### What this task involves
Each line containing the word "询问服务人员" must be collected.

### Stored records
-- BEGIN --

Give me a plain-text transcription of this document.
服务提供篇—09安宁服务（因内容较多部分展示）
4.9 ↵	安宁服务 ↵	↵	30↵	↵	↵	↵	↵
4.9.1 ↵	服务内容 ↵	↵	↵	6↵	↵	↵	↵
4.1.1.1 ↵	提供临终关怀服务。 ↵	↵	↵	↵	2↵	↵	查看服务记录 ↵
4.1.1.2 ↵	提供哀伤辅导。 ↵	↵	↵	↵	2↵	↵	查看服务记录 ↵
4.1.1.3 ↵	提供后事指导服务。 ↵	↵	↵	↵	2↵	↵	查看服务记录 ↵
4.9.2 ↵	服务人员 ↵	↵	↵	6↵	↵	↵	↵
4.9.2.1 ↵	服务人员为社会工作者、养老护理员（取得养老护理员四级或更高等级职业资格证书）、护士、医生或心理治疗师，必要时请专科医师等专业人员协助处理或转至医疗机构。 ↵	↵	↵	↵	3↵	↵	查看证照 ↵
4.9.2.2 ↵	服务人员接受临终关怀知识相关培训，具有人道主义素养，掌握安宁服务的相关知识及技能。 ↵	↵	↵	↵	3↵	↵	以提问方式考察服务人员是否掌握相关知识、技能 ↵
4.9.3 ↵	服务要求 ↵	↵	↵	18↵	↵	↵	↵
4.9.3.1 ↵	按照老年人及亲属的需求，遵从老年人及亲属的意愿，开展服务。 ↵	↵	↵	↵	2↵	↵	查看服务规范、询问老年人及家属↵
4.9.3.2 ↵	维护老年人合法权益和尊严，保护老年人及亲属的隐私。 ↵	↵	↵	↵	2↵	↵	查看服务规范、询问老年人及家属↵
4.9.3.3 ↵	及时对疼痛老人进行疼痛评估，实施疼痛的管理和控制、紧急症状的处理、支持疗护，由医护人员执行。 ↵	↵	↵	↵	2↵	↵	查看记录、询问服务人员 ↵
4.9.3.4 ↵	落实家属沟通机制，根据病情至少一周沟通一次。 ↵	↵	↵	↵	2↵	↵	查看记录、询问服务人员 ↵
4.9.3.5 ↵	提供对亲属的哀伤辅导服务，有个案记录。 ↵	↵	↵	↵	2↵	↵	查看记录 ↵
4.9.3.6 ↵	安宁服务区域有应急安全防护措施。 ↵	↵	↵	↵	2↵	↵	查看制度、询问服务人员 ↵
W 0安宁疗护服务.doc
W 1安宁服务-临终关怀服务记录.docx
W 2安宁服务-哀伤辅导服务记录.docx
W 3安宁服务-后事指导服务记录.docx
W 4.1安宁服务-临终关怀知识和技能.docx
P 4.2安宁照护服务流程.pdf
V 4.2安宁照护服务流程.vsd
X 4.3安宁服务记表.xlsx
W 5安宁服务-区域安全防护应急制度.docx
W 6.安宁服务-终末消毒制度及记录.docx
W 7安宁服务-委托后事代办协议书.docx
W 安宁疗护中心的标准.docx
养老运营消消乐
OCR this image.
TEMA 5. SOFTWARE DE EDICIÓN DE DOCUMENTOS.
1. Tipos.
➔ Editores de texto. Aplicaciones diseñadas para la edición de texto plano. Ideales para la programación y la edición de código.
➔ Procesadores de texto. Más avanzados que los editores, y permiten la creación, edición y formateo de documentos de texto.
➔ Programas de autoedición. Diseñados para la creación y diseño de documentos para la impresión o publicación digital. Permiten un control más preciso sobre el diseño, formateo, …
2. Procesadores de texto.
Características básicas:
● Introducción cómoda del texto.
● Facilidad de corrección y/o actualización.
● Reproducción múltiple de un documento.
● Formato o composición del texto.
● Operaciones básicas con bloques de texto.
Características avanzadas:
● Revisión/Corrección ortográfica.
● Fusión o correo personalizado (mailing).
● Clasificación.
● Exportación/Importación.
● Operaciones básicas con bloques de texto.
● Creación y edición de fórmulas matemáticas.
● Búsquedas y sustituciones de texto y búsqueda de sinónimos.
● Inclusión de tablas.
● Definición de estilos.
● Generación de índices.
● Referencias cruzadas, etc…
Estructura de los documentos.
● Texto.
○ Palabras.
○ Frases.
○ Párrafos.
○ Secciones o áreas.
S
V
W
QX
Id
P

-- END --

### Task answer
4.9.3.3 ↵	及时对疼痛老人进行疼痛评估，实施疼痛的管理和控制、紧急症状的处理、支持疗护，由医护人员执行。 ↵	↵	↵	↵	2↵	↵	查看记录、询问服务人员 ↵
4.9.3.4 ↵	落实家属沟通机制，根据病情至少一周沟通一次。 ↵	↵	↵	↵	2↵	↵	查看记录、询问服务人员 ↵
4.9.3.6 ↵	安宁服务区域有应急安全防护措施。 ↵	↵	↵	↵	2↵	↵	查看制度、询问服务人员 ↵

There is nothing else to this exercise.